Requirement: Extract from the listing each line in which the word "temporada" appears.

Collected data entries:
^^^^

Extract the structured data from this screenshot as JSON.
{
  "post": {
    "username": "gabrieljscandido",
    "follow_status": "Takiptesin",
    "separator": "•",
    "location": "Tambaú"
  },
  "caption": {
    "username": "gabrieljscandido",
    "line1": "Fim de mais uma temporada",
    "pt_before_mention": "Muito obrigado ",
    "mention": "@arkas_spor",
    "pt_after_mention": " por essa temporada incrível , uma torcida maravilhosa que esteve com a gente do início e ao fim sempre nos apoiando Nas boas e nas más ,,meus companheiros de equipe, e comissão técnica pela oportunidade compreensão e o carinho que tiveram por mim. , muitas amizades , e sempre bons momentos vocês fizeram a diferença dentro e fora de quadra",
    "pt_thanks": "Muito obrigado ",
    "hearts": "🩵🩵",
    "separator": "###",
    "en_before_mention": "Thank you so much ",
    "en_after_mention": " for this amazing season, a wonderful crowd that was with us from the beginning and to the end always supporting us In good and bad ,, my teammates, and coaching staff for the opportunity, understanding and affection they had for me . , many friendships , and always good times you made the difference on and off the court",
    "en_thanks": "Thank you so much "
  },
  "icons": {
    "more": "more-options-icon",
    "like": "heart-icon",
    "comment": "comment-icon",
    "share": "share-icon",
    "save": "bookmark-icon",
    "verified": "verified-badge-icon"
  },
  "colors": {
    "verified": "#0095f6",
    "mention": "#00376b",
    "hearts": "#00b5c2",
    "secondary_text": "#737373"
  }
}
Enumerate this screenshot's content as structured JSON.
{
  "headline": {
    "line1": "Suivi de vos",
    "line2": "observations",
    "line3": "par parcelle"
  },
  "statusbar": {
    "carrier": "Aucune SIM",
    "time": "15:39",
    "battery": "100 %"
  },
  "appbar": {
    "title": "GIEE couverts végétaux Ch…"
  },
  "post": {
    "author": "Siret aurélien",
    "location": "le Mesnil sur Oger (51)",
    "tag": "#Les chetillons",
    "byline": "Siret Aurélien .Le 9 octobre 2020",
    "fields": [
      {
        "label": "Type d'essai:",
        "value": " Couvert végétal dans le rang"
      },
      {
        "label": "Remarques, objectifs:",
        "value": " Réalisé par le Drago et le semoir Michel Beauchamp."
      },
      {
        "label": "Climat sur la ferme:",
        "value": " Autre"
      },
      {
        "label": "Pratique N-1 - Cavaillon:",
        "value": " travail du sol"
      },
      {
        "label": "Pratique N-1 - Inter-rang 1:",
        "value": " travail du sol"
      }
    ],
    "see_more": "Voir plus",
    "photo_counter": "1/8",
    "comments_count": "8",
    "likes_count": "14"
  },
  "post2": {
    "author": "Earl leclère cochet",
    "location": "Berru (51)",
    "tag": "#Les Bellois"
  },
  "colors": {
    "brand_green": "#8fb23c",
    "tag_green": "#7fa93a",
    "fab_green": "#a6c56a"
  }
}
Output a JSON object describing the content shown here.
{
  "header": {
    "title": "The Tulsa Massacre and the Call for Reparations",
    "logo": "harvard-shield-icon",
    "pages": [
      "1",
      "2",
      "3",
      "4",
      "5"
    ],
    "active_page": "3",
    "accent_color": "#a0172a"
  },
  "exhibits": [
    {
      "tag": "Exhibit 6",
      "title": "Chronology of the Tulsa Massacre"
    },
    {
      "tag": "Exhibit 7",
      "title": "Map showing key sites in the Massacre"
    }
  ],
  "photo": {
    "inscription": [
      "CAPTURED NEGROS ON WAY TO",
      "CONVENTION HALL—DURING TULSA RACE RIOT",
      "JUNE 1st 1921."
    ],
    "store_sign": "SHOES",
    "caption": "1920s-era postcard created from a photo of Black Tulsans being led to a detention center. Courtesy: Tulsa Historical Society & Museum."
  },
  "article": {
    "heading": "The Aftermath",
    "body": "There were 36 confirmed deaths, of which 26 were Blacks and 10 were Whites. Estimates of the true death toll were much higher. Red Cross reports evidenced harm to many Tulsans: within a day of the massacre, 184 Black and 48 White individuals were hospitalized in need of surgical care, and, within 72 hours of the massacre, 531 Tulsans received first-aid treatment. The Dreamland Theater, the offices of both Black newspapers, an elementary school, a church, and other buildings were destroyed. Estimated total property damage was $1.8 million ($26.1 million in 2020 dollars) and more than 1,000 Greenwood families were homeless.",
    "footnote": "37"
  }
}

^^^^

Response to the task:
    "line1": "Fim de mais uma temporada",
    "pt_after_mention": " por essa temporada incrível , uma torcida maravilhosa que esteve com a gente do início e ao fim sempre nos apoiando Nas boas e nas más ,,meus companheiros de equipe, e comissão técnica pela oportunidade compreensão e o carinho que tiveram por mim. , muitas amizades , e sempre bons momentos vocês fizeram a diferença dentro e fora de quadra",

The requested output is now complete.